* Your instructions
Find the string "icon" in the records. Copy every line it appears in.

Data entries:
* * * * *
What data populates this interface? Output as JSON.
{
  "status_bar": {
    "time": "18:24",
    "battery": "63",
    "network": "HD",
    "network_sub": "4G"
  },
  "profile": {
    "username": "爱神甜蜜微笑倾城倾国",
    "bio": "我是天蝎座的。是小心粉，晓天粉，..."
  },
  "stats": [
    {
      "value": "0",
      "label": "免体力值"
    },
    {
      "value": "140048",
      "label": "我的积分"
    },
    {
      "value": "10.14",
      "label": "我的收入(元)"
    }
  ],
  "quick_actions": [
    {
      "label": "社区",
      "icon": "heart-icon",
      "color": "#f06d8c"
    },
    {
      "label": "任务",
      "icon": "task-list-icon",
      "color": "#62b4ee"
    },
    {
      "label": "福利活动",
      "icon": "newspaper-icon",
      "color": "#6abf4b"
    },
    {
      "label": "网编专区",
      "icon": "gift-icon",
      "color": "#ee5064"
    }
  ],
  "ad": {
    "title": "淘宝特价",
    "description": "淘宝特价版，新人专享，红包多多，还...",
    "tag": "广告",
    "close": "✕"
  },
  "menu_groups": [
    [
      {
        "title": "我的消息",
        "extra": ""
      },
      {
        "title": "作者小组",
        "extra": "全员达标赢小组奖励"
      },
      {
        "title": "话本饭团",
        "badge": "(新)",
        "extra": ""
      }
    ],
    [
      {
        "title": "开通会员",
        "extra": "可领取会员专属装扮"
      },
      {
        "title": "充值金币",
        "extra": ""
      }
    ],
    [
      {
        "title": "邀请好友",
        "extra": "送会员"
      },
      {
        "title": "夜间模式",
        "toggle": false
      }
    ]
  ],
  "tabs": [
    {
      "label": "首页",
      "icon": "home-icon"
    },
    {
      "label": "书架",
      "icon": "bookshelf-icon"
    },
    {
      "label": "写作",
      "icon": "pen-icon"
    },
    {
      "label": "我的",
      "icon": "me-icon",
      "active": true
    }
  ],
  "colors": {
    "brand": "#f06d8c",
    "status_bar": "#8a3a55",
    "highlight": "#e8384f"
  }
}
* * * * *
* Exercise result
      "icon": "heart-icon",
      "icon": "task-list-icon",
      "icon": "newspaper-icon",
      "icon": "gift-icon",
      "icon": "home-icon"
      "icon": "bookshelf-icon"
      "icon": "pen-icon"
      "icon": "me-icon",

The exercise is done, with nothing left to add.